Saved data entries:

○ ○ ○ ○ ○

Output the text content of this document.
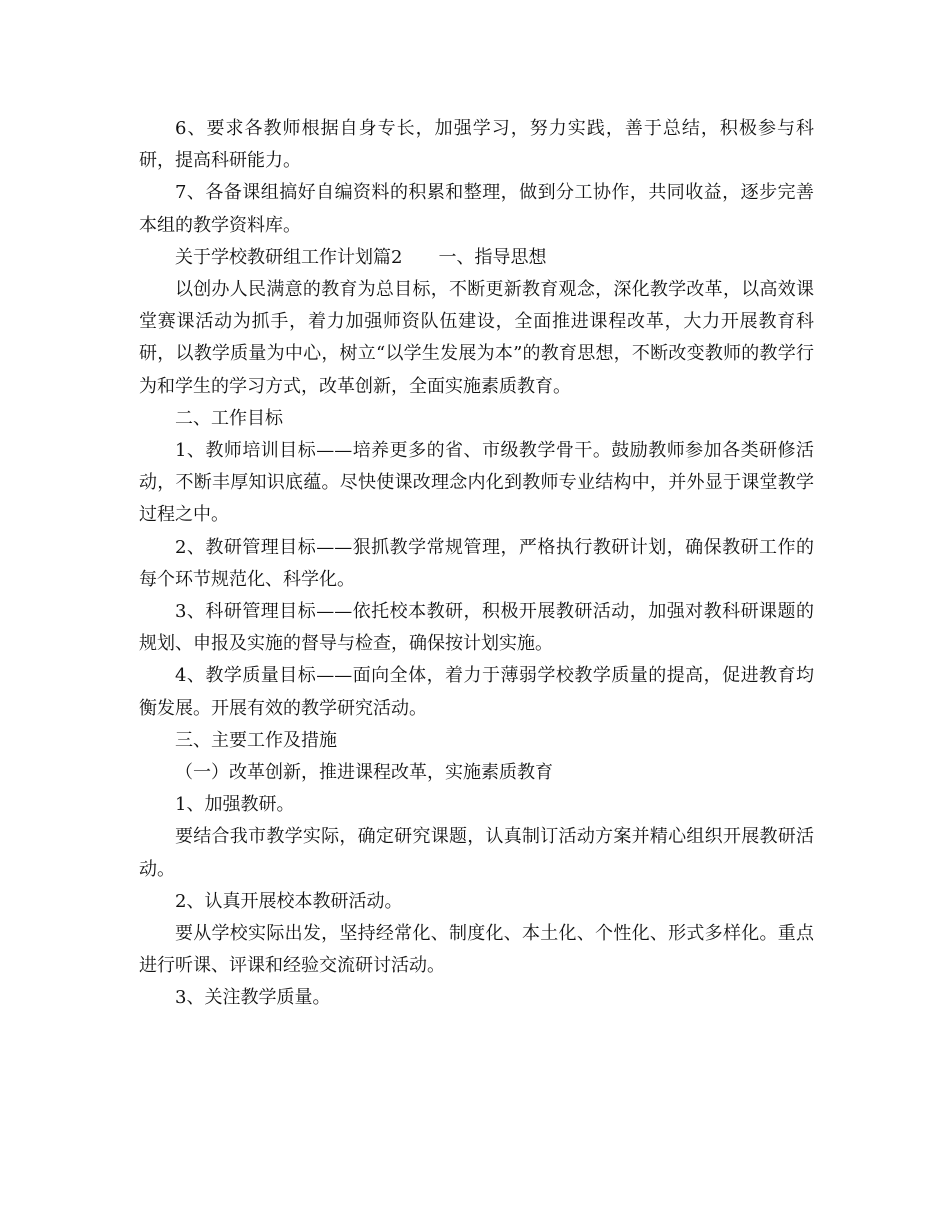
6、要求各教师根据自身专长，加强学习，努力实践，善于总结，积极参与科研，提高科研能力。

7、各备课组搞好自编资料的积累和整理，做到分工协作，共同收益，逐步完善本组的教学资料库。

关于学校教研组工作计划篇2　　一、指导思想

以创办人民满意的教育为总目标，不断更新教育观念，深化教学改革，以高效课堂赛课活动为抓手，着力加强师资队伍建设，全面推进课程改革，大力开展教育科研，以教学质量为中心，树立“以学生发展为本”的教育思想，不断改变教师的教学行为和学生的学习方式，改革创新，全面实施素质教育。

二、工作目标

1、教师培训目标——培养更多的省、市级教学骨干。鼓励教师参加各类研修活动，不断丰厚知识底蕴。尽快使课改理念内化到教师专业结构中，并外显于课堂教学过程之中。

2、教研管理目标——狠抓教学常规管理，严格执行教研计划，确保教研工作的每个环节规范化、科学化。

3、科研管理目标——依托校本教研，积极开展教研活动，加强对教科研课题的规划、申报及实施的督导与检查，确保按计划实施。

4、教学质量目标——面向全体，着力于薄弱学校教学质量的提高，促进教育均衡发展。开展有效的教学研究活动。

三、主要工作及措施

（一）改革创新，推进课程改革，实施素质教育

1、加强教研。

要结合我市教学实际，确定研究课题，认真制订活动方案并精心组织开展教研活动。

2、认真开展校本教研活动。

要从学校实际出发，坚持经常化、制度化、本土化、个性化、形式多样化。重点进行听课、评课和经验交流研讨活动。

3、关注教学质量。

○ ○ ○ ○ ○

Each record above should be copied character for character, with pictures dropped.

Output the text content of this document.
6、要求各教师根据自身专长，加强学习，努力实践，善于总结，积极参与科研，提高科研能力。

7、各备课组搞好自编资料的积累和整理，做到分工协作，共同收益，逐步完善本组的教学资料库。

关于学校教研组工作计划篇2　　一、指导思想

以创办人民满意的教育为总目标，不断更新教育观念，深化教学改革，以高效课堂赛课活动为抓手，着力加强师资队伍建设，全面推进课程改革，大力开展教育科研，以教学质量为中心，树立“以学生发展为本”的教育思想，不断改变教师的教学行为和学生的学习方式，改革创新，全面实施素质教育。

二、工作目标

1、教师培训目标——培养更多的省、市级教学骨干。鼓励教师参加各类研修活动，不断丰厚知识底蕴。尽快使课改理念内化到教师专业结构中，并外显于课堂教学过程之中。

2、教研管理目标——狠抓教学常规管理，严格执行教研计划，确保教研工作的每个环节规范化、科学化。

3、科研管理目标——依托校本教研，积极开展教研活动，加强对教科研课题的规划、申报及实施的督导与检查，确保按计划实施。

4、教学质量目标——面向全体，着力于薄弱学校教学质量的提高，促进教育均衡发展。开展有效的教学研究活动。

三、主要工作及措施

（一）改革创新，推进课程改革，实施素质教育

1、加强教研。

要结合我市教学实际，确定研究课题，认真制订活动方案并精心组织开展教研活动。

2、认真开展校本教研活动。

要从学校实际出发，坚持经常化、制度化、本土化、个性化、形式多样化。重点进行听课、评课和经验交流研讨活动。

3、关注教学质量。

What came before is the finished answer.